[STATED TASK]
Count every line in the entries that follow where the word "false" appears, then state only the total.

[DATA SUPPLIED]
= = = = = = =
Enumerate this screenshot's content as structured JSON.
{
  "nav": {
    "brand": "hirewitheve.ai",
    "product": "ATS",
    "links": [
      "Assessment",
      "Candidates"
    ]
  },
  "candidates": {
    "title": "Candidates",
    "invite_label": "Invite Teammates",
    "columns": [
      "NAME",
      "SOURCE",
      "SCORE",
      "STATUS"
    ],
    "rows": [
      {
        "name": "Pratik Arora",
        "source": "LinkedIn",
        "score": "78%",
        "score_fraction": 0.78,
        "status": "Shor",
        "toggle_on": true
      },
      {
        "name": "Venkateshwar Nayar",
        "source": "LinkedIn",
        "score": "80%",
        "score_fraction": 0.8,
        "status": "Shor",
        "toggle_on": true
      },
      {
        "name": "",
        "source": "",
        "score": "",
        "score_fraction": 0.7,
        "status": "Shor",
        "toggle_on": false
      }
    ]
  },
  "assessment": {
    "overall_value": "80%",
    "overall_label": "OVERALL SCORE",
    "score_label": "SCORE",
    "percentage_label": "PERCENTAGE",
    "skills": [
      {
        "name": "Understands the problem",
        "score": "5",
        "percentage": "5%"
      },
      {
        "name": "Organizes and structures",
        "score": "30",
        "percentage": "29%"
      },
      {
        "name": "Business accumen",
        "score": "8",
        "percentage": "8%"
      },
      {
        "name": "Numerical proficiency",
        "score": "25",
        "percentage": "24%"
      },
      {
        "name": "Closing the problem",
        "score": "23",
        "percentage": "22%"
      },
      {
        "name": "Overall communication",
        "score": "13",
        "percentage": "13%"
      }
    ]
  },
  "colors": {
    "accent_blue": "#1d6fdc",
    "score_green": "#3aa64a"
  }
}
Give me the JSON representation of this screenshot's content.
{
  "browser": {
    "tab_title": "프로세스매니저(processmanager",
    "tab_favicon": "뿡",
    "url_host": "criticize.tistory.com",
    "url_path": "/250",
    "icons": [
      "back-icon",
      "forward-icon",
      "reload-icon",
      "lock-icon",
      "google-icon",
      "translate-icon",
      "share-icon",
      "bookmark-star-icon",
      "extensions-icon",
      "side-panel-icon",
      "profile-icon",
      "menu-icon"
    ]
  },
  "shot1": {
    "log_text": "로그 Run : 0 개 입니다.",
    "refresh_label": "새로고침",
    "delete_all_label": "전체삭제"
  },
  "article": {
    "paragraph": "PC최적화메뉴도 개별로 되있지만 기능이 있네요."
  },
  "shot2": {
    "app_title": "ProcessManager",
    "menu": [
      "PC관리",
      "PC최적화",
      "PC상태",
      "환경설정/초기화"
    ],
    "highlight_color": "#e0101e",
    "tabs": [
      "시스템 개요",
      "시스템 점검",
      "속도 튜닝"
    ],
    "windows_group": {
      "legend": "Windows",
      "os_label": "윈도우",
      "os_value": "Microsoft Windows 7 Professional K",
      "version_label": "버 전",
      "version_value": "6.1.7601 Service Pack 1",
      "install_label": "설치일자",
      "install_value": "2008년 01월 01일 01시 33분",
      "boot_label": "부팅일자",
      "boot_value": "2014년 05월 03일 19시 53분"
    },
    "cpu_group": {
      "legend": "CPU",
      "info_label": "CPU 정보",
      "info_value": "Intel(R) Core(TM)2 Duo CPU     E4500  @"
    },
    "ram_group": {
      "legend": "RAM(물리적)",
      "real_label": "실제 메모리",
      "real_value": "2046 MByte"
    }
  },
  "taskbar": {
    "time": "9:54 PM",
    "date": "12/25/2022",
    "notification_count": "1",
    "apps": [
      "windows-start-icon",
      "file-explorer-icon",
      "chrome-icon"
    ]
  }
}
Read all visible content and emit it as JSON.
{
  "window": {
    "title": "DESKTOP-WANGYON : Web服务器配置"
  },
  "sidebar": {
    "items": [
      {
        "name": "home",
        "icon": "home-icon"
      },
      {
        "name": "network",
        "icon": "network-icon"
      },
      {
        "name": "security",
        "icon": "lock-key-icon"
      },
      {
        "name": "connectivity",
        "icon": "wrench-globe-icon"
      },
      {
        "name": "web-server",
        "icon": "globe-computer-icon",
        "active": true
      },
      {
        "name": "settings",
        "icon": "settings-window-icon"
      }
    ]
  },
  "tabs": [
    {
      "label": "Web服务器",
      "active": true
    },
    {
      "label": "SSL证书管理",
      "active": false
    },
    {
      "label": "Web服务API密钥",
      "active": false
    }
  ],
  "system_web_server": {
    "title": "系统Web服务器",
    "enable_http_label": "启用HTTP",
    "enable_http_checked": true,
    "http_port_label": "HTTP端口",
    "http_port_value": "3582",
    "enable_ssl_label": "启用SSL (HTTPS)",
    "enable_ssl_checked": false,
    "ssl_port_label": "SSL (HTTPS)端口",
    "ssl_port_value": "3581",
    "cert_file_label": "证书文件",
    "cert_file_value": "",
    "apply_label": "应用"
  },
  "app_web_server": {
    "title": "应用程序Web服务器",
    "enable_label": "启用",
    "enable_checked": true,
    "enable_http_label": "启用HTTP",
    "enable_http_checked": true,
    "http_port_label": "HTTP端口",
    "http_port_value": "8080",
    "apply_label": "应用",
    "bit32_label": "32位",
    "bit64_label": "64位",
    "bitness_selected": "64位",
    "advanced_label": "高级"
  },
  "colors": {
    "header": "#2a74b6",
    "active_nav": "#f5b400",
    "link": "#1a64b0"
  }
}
= = = = = = =
[TASK SOLUTION]
4